> WHAT YOU HAVE TO DO
Output the full listing below exactly as it reads, and skip anything that is a picture.

> RAW RECORDS
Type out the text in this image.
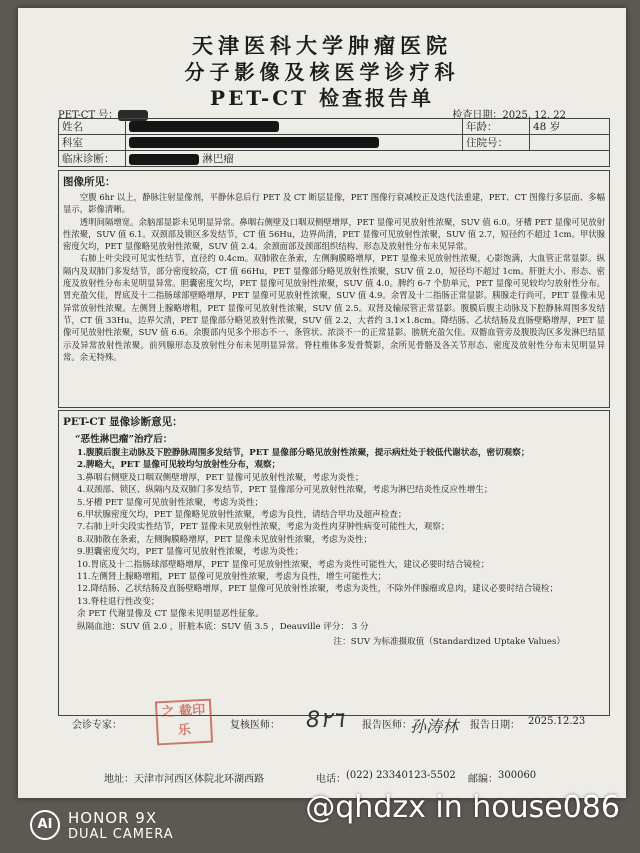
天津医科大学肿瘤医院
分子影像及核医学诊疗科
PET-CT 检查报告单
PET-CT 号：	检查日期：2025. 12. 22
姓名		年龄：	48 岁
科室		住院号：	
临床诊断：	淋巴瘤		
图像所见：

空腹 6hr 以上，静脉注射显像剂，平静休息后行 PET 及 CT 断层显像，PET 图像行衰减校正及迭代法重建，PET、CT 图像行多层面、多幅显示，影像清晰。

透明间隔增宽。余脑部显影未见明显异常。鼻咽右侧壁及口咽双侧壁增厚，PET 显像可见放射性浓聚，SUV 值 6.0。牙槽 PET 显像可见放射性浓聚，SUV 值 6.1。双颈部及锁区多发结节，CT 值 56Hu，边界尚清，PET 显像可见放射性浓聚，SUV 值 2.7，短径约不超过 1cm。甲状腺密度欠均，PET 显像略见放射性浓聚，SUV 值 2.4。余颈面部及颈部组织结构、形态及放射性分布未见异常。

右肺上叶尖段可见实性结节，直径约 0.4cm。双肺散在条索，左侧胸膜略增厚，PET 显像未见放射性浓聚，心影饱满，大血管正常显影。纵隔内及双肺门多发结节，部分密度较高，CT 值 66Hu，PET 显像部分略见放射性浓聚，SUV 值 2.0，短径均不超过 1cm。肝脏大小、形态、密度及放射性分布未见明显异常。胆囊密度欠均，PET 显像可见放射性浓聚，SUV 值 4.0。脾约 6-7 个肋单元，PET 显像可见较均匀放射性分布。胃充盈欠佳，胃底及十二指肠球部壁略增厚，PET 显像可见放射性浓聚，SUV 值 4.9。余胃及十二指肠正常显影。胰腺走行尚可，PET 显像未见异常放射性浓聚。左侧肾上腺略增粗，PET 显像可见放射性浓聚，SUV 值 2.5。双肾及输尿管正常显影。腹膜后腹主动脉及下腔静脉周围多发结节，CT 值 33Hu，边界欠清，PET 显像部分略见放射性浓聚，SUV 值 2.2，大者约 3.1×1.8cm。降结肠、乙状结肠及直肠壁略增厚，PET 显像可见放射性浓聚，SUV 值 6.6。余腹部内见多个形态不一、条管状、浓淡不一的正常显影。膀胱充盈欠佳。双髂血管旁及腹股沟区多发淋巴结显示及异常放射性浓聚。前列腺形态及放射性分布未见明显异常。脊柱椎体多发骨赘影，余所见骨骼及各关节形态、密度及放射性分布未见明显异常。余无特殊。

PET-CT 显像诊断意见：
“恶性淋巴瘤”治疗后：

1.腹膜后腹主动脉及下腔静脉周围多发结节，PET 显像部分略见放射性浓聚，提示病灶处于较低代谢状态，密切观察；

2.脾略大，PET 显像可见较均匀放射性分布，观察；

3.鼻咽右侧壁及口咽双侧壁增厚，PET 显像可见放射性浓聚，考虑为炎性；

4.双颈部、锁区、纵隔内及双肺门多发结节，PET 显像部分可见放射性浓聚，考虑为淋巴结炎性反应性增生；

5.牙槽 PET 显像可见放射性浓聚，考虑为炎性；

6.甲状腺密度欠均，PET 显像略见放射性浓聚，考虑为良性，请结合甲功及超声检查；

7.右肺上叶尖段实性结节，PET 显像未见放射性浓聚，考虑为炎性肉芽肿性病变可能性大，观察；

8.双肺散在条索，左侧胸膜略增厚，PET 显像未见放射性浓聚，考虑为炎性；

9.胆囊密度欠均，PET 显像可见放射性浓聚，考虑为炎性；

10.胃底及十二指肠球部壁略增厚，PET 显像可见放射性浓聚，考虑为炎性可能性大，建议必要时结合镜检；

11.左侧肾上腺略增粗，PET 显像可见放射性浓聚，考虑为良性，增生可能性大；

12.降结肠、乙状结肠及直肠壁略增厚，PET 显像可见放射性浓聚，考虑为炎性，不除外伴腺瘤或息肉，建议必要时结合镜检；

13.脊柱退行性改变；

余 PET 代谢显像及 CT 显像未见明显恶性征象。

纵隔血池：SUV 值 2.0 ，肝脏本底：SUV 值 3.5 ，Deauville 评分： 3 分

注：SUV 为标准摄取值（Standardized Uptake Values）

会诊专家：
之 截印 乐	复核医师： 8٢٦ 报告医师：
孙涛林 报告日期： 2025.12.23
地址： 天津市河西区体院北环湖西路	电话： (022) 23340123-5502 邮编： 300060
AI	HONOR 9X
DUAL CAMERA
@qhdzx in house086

> FULL SOLUTION
Type out the text in this image.
天津医科大学肿瘤医院
分子影像及核医学诊疗科
PET-CT 检查报告单
PET-CT 号：	检查日期：2025. 12. 22
姓名		年龄：	48 岁
科室		住院号：	
临床诊断：	淋巴瘤		
图像所见：

空腹 6hr 以上，静脉注射显像剂，平静休息后行 PET 及 CT 断层显像，PET 图像行衰减校正及迭代法重建，PET、CT 图像行多层面、多幅显示，影像清晰。

透明间隔增宽。余脑部显影未见明显异常。鼻咽右侧壁及口咽双侧壁增厚，PET 显像可见放射性浓聚，SUV 值 6.0。牙槽 PET 显像可见放射性浓聚，SUV 值 6.1。双颈部及锁区多发结节，CT 值 56Hu，边界尚清，PET 显像可见放射性浓聚，SUV 值 2.7，短径约不超过 1cm。甲状腺密度欠均，PET 显像略见放射性浓聚，SUV 值 2.4。余颈面部及颈部组织结构、形态及放射性分布未见异常。

右肺上叶尖段可见实性结节，直径约 0.4cm。双肺散在条索，左侧胸膜略增厚，PET 显像未见放射性浓聚，心影饱满，大血管正常显影。纵隔内及双肺门多发结节，部分密度较高，CT 值 66Hu，PET 显像部分略见放射性浓聚，SUV 值 2.0，短径均不超过 1cm。肝脏大小、形态、密度及放射性分布未见明显异常。胆囊密度欠均，PET 显像可见放射性浓聚，SUV 值 4.0。脾约 6-7 个肋单元，PET 显像可见较均匀放射性分布。胃充盈欠佳，胃底及十二指肠球部壁略增厚，PET 显像可见放射性浓聚，SUV 值 4.9。余胃及十二指肠正常显影。胰腺走行尚可，PET 显像未见异常放射性浓聚。左侧肾上腺略增粗，PET 显像可见放射性浓聚，SUV 值 2.5。双肾及输尿管正常显影。腹膜后腹主动脉及下腔静脉周围多发结节，CT 值 33Hu，边界欠清，PET 显像部分略见放射性浓聚，SUV 值 2.2，大者约 3.1×1.8cm。降结肠、乙状结肠及直肠壁略增厚，PET 显像可见放射性浓聚，SUV 值 6.6。余腹部内见多个形态不一、条管状、浓淡不一的正常显影。膀胱充盈欠佳。双髂血管旁及腹股沟区多发淋巴结显示及异常放射性浓聚。前列腺形态及放射性分布未见明显异常。脊柱椎体多发骨赘影，余所见骨骼及各关节形态、密度及放射性分布未见明显异常。余无特殊。

PET-CT 显像诊断意见：
“恶性淋巴瘤”治疗后：

1.腹膜后腹主动脉及下腔静脉周围多发结节，PET 显像部分略见放射性浓聚，提示病灶处于较低代谢状态，密切观察；

2.脾略大，PET 显像可见较均匀放射性分布，观察；

3.鼻咽右侧壁及口咽双侧壁增厚，PET 显像可见放射性浓聚，考虑为炎性；

4.双颈部、锁区、纵隔内及双肺门多发结节，PET 显像部分可见放射性浓聚，考虑为淋巴结炎性反应性增生；

5.牙槽 PET 显像可见放射性浓聚，考虑为炎性；

6.甲状腺密度欠均，PET 显像略见放射性浓聚，考虑为良性，请结合甲功及超声检查；

7.右肺上叶尖段实性结节，PET 显像未见放射性浓聚，考虑为炎性肉芽肿性病变可能性大，观察；

8.双肺散在条索，左侧胸膜略增厚，PET 显像未见放射性浓聚，考虑为炎性；

9.胆囊密度欠均，PET 显像可见放射性浓聚，考虑为炎性；

10.胃底及十二指肠球部壁略增厚，PET 显像可见放射性浓聚，考虑为炎性可能性大，建议必要时结合镜检；

11.左侧肾上腺略增粗，PET 显像可见放射性浓聚，考虑为良性，增生可能性大；

12.降结肠、乙状结肠及直肠壁略增厚，PET 显像可见放射性浓聚，考虑为炎性，不除外伴腺瘤或息肉，建议必要时结合镜检；

13.脊柱退行性改变；

余 PET 代谢显像及 CT 显像未见明显恶性征象。

纵隔血池：SUV 值 2.0 ，肝脏本底：SUV 值 3.5 ，Deauville 评分： 3 分

注：SUV 为标准摄取值（Standardized Uptake Values）

会诊专家：
之 截印 乐	复核医师： 8٢٦ 报告医师：
孙涛林 报告日期： 2025.12.23
地址： 天津市河西区体院北环湖西路	电话： (022) 23340123-5502 邮编： 300060
AI	HONOR 9X
DUAL CAMERA
@qhdzx in house086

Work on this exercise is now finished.